* [PROBLEM REQUIREMENTS]: Write out the whole listing again, exactly as given.

* [EXTRACTED RECORDS]:
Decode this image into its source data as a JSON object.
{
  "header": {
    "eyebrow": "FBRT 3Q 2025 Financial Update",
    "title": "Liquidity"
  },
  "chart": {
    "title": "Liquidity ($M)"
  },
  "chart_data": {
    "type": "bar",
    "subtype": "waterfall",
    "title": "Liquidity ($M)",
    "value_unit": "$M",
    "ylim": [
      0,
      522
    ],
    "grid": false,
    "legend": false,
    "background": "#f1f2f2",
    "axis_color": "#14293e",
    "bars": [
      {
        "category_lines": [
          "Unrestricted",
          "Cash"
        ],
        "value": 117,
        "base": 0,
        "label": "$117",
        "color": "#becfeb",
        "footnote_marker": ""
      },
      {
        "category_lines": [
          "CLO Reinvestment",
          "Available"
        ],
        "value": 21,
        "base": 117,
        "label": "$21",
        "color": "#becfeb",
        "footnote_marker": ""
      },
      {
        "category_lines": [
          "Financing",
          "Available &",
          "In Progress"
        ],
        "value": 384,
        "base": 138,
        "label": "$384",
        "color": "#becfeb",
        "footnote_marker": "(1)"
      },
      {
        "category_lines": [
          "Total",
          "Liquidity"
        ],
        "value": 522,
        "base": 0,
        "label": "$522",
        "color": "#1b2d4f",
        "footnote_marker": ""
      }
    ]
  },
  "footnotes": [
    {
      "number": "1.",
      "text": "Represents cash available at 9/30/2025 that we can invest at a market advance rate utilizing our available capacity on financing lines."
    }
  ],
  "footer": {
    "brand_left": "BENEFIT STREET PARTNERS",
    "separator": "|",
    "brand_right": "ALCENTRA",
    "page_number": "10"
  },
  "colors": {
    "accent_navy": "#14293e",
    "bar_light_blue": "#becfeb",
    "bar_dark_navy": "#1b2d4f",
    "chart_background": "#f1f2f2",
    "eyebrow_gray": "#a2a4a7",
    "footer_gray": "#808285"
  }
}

* [EXERCISE SOLUTION]:
Decode this image into its source data as a JSON object.
{
  "header": {
    "eyebrow": "FBRT 3Q 2025 Financial Update",
    "title": "Liquidity"
  },
  "chart": {
    "title": "Liquidity ($M)"
  },
  "chart_data": {
    "type": "bar",
    "subtype": "waterfall",
    "title": "Liquidity ($M)",
    "value_unit": "$M",
    "ylim": [
      0,
      522
    ],
    "grid": false,
    "legend": false,
    "background": "#f1f2f2",
    "axis_color": "#14293e",
    "bars": [
      {
        "category_lines": [
          "Unrestricted",
          "Cash"
        ],
        "value": 117,
        "base": 0,
        "label": "$117",
        "color": "#becfeb",
        "footnote_marker": ""
      },
      {
        "category_lines": [
          "CLO Reinvestment",
          "Available"
        ],
        "value": 21,
        "base": 117,
        "label": "$21",
        "color": "#becfeb",
        "footnote_marker": ""
      },
      {
        "category_lines": [
          "Financing",
          "Available &",
          "In Progress"
        ],
        "value": 384,
        "base": 138,
        "label": "$384",
        "color": "#becfeb",
        "footnote_marker": "(1)"
      },
      {
        "category_lines": [
          "Total",
          "Liquidity"
        ],
        "value": 522,
        "base": 0,
        "label": "$522",
        "color": "#1b2d4f",
        "footnote_marker": ""
      }
    ]
  },
  "footnotes": [
    {
      "number": "1.",
      "text": "Represents cash available at 9/30/2025 that we can invest at a market advance rate utilizing our available capacity on financing lines."
    }
  ],
  "footer": {
    "brand_left": "BENEFIT STREET PARTNERS",
    "separator": "|",
    "brand_right": "ALCENTRA",
    "page_number": "10"
  },
  "colors": {
    "accent_navy": "#14293e",
    "bar_light_blue": "#becfeb",
    "bar_dark_navy": "#1b2d4f",
    "chart_background": "#f1f2f2",
    "eyebrow_gray": "#a2a4a7",
    "footer_gray": "#808285"
  }
}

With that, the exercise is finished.